§ **TASK STATEMENT**
Reproduce the following listing verbatim, with every line and character unchanged.

§ **STORED ROWS**

>> begin

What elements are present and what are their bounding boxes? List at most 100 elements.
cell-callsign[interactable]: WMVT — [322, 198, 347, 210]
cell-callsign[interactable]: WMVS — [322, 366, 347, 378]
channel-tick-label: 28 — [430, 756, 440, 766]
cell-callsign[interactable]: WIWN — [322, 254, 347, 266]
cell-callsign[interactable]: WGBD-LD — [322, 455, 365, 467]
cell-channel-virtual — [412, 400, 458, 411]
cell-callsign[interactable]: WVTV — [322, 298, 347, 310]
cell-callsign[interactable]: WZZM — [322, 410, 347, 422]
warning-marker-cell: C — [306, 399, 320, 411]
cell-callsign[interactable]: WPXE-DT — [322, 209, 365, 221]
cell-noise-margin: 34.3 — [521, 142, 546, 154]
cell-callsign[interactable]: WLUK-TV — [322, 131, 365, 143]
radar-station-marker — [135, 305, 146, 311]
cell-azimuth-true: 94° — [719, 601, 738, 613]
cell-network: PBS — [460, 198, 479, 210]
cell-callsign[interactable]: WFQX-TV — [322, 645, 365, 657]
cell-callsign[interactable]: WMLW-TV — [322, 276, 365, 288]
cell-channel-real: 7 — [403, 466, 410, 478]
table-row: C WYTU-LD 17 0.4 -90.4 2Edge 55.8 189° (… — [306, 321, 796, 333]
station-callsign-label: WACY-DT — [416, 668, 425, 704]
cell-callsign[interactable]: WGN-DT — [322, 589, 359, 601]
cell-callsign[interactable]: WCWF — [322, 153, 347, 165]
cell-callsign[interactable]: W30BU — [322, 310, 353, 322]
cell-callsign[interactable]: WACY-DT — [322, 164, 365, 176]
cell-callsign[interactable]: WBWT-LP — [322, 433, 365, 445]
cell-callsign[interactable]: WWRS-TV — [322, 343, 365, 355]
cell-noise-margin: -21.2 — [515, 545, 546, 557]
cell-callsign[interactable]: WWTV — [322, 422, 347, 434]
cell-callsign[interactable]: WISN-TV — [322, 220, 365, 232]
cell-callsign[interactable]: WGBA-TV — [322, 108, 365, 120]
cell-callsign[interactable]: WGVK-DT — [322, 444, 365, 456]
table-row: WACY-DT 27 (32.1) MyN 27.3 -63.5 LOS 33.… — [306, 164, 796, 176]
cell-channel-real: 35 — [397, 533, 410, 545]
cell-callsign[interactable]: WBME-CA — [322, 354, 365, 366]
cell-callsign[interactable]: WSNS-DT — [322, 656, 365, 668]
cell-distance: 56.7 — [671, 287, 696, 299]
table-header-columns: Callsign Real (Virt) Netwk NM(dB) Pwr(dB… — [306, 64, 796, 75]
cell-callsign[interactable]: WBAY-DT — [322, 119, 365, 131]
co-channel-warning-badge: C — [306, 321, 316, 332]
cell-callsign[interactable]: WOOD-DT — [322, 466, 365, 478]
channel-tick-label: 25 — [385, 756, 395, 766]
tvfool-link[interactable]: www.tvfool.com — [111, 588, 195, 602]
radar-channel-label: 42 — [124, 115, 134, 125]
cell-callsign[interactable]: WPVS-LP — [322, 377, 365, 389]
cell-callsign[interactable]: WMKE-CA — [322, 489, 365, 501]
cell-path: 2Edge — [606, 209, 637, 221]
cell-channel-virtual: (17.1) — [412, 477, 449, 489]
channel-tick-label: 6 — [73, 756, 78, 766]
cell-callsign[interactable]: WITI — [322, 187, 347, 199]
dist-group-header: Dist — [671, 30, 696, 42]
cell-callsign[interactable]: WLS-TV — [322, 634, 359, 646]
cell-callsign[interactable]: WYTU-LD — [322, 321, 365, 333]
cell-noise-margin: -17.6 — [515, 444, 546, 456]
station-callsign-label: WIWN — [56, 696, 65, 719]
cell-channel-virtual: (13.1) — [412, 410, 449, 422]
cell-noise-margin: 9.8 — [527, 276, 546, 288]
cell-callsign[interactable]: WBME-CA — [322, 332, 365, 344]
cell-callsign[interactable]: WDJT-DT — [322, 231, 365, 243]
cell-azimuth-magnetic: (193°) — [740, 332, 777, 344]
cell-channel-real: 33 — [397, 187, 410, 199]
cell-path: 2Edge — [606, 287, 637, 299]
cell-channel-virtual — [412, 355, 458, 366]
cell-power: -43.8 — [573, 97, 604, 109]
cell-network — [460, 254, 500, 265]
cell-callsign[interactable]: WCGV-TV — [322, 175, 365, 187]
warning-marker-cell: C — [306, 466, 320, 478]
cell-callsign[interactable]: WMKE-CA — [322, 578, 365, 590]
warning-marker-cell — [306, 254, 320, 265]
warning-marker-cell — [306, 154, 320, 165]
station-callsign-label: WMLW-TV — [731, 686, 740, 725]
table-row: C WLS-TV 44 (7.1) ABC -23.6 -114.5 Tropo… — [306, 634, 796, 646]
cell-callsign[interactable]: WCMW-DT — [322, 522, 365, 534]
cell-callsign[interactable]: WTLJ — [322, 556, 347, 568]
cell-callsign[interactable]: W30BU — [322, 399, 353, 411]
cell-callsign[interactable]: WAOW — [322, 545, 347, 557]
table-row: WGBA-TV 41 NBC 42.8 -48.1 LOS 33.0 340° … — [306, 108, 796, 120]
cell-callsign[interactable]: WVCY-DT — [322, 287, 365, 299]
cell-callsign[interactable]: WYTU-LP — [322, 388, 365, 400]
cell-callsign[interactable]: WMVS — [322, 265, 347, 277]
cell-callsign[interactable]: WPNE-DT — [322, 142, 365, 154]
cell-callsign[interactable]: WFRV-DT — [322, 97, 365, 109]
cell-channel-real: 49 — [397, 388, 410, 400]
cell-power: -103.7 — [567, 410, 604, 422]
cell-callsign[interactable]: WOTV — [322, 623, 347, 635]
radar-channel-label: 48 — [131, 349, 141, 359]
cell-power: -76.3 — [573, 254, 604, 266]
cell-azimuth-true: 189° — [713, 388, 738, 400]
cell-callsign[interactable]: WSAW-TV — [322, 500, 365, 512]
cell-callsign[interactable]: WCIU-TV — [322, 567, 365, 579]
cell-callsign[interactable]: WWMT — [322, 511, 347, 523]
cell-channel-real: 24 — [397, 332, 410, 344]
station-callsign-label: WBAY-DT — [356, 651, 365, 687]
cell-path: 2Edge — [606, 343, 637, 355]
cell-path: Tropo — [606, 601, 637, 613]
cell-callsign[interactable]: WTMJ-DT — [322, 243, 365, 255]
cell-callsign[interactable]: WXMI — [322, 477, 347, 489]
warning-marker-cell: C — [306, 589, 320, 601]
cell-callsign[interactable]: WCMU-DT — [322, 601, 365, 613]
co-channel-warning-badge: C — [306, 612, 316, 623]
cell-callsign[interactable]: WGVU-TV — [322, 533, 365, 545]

>> end

§ **RESPONSE TO THIS TASK**
What elements are present and what are their bounding boxes? List at most 100 elements.
cell-callsign[interactable]: WMVT — [322, 198, 347, 210]
cell-callsign[interactable]: WMVS — [322, 366, 347, 378]
channel-tick-label: 28 — [430, 756, 440, 766]
cell-callsign[interactable]: WIWN — [322, 254, 347, 266]
cell-callsign[interactable]: WGBD-LD — [322, 455, 365, 467]
cell-channel-virtual — [412, 400, 458, 411]
cell-callsign[interactable]: WVTV — [322, 298, 347, 310]
cell-callsign[interactable]: WZZM — [322, 410, 347, 422]
warning-marker-cell: C — [306, 399, 320, 411]
cell-callsign[interactable]: WPXE-DT — [322, 209, 365, 221]
cell-noise-margin: 34.3 — [521, 142, 546, 154]
cell-callsign[interactable]: WLUK-TV — [322, 131, 365, 143]
radar-station-marker — [135, 305, 146, 311]
cell-azimuth-true: 94° — [719, 601, 738, 613]
cell-network: PBS — [460, 198, 479, 210]
cell-callsign[interactable]: WFQX-TV — [322, 645, 365, 657]
cell-callsign[interactable]: WMLW-TV — [322, 276, 365, 288]
cell-channel-real: 7 — [403, 466, 410, 478]
table-row: C WYTU-LD 17 0.4 -90.4 2Edge 55.8 189° (… — [306, 321, 796, 333]
station-callsign-label: WACY-DT — [416, 668, 425, 704]
cell-callsign[interactable]: WGN-DT — [322, 589, 359, 601]
cell-callsign[interactable]: WCWF — [322, 153, 347, 165]
cell-callsign[interactable]: W30BU — [322, 310, 353, 322]
cell-callsign[interactable]: WACY-DT — [322, 164, 365, 176]
cell-callsign[interactable]: WBWT-LP — [322, 433, 365, 445]
cell-callsign[interactable]: WWRS-TV — [322, 343, 365, 355]
cell-noise-margin: -21.2 — [515, 545, 546, 557]
cell-callsign[interactable]: WWTV — [322, 422, 347, 434]
cell-callsign[interactable]: WISN-TV — [322, 220, 365, 232]
cell-callsign[interactable]: WGBA-TV — [322, 108, 365, 120]
cell-callsign[interactable]: WGVK-DT — [322, 444, 365, 456]
table-row: WACY-DT 27 (32.1) MyN 27.3 -63.5 LOS 33.… — [306, 164, 796, 176]
cell-channel-real: 35 — [397, 533, 410, 545]
cell-callsign[interactable]: WBME-CA — [322, 354, 365, 366]
cell-callsign[interactable]: WSNS-DT — [322, 656, 365, 668]
cell-distance: 56.7 — [671, 287, 696, 299]
table-header-columns: Callsign Real (Virt) Netwk NM(dB) Pwr(dB… — [306, 64, 796, 75]
cell-callsign[interactable]: WBAY-DT — [322, 119, 365, 131]
co-channel-warning-badge: C — [306, 321, 316, 332]
cell-callsign[interactable]: WOOD-DT — [322, 466, 365, 478]
channel-tick-label: 25 — [385, 756, 395, 766]
tvfool-link[interactable]: www.tvfool.com — [111, 588, 195, 602]
radar-channel-label: 42 — [124, 115, 134, 125]
cell-callsign[interactable]: WPVS-LP — [322, 377, 365, 389]
cell-callsign[interactable]: WMKE-CA — [322, 489, 365, 501]
cell-path: 2Edge — [606, 209, 637, 221]
cell-channel-virtual: (17.1) — [412, 477, 449, 489]
channel-tick-label: 6 — [73, 756, 78, 766]
cell-callsign[interactable]: WITI — [322, 187, 347, 199]
dist-group-header: Dist — [671, 30, 696, 42]
cell-callsign[interactable]: WLS-TV — [322, 634, 359, 646]
cell-callsign[interactable]: WYTU-LD — [322, 321, 365, 333]
cell-noise-margin: -17.6 — [515, 444, 546, 456]
station-callsign-label: WIWN — [56, 696, 65, 719]
cell-channel-virtual: (13.1) — [412, 410, 449, 422]
cell-noise-margin: 9.8 — [527, 276, 546, 288]
cell-callsign[interactable]: WBME-CA — [322, 332, 365, 344]
cell-callsign[interactable]: WDJT-DT — [322, 231, 365, 243]
cell-azimuth-magnetic: (193°) — [740, 332, 777, 344]
cell-channel-real: 33 — [397, 187, 410, 199]
cell-path: 2Edge — [606, 287, 637, 299]
cell-channel-virtual — [412, 355, 458, 366]
cell-power: -43.8 — [573, 97, 604, 109]
cell-network — [460, 254, 500, 265]
cell-callsign[interactable]: WCGV-TV — [322, 175, 365, 187]
warning-marker-cell: C — [306, 466, 320, 478]
cell-callsign[interactable]: WMKE-CA — [322, 578, 365, 590]
warning-marker-cell — [306, 254, 320, 265]
warning-marker-cell — [306, 154, 320, 165]
station-callsign-label: WMLW-TV — [731, 686, 740, 725]
table-row: C WLS-TV 44 (7.1) ABC -23.6 -114.5 Tropo… — [306, 634, 796, 646]
cell-callsign[interactable]: WCMW-DT — [322, 522, 365, 534]
cell-callsign[interactable]: WTLJ — [322, 556, 347, 568]
cell-callsign[interactable]: W30BU — [322, 399, 353, 411]
cell-callsign[interactable]: WAOW — [322, 545, 347, 557]
table-row: WGBA-TV 41 NBC 42.8 -48.1 LOS 33.0 340° … — [306, 108, 796, 120]
cell-callsign[interactable]: WVCY-DT — [322, 287, 365, 299]
cell-callsign[interactable]: WYTU-LP — [322, 388, 365, 400]
cell-callsign[interactable]: WMVS — [322, 265, 347, 277]
cell-callsign[interactable]: WPNE-DT — [322, 142, 365, 154]
cell-callsign[interactable]: WFRV-DT — [322, 97, 365, 109]
cell-channel-real: 49 — [397, 388, 410, 400]
cell-power: -103.7 — [567, 410, 604, 422]
cell-callsign[interactable]: WOTV — [322, 623, 347, 635]
radar-channel-label: 48 — [131, 349, 141, 359]
cell-power: -76.3 — [573, 254, 604, 266]
cell-azimuth-true: 189° — [713, 388, 738, 400]
cell-callsign[interactable]: WSAW-TV — [322, 500, 365, 512]
cell-callsign[interactable]: WCIU-TV — [322, 567, 365, 579]
cell-callsign[interactable]: WWMT — [322, 511, 347, 523]
cell-channel-real: 24 — [397, 332, 410, 344]
station-callsign-label: WBAY-DT — [356, 651, 365, 687]
cell-path: 2Edge — [606, 343, 637, 355]
cell-path: Tropo — [606, 601, 637, 613]
cell-callsign[interactable]: WTMJ-DT — [322, 243, 365, 255]
cell-callsign[interactable]: WXMI — [322, 477, 347, 489]
warning-marker-cell: C — [306, 589, 320, 601]
cell-callsign[interactable]: WCMU-DT — [322, 601, 365, 613]
co-channel-warning-badge: C — [306, 612, 316, 623]
cell-callsign[interactable]: WGVU-TV — [322, 533, 365, 545]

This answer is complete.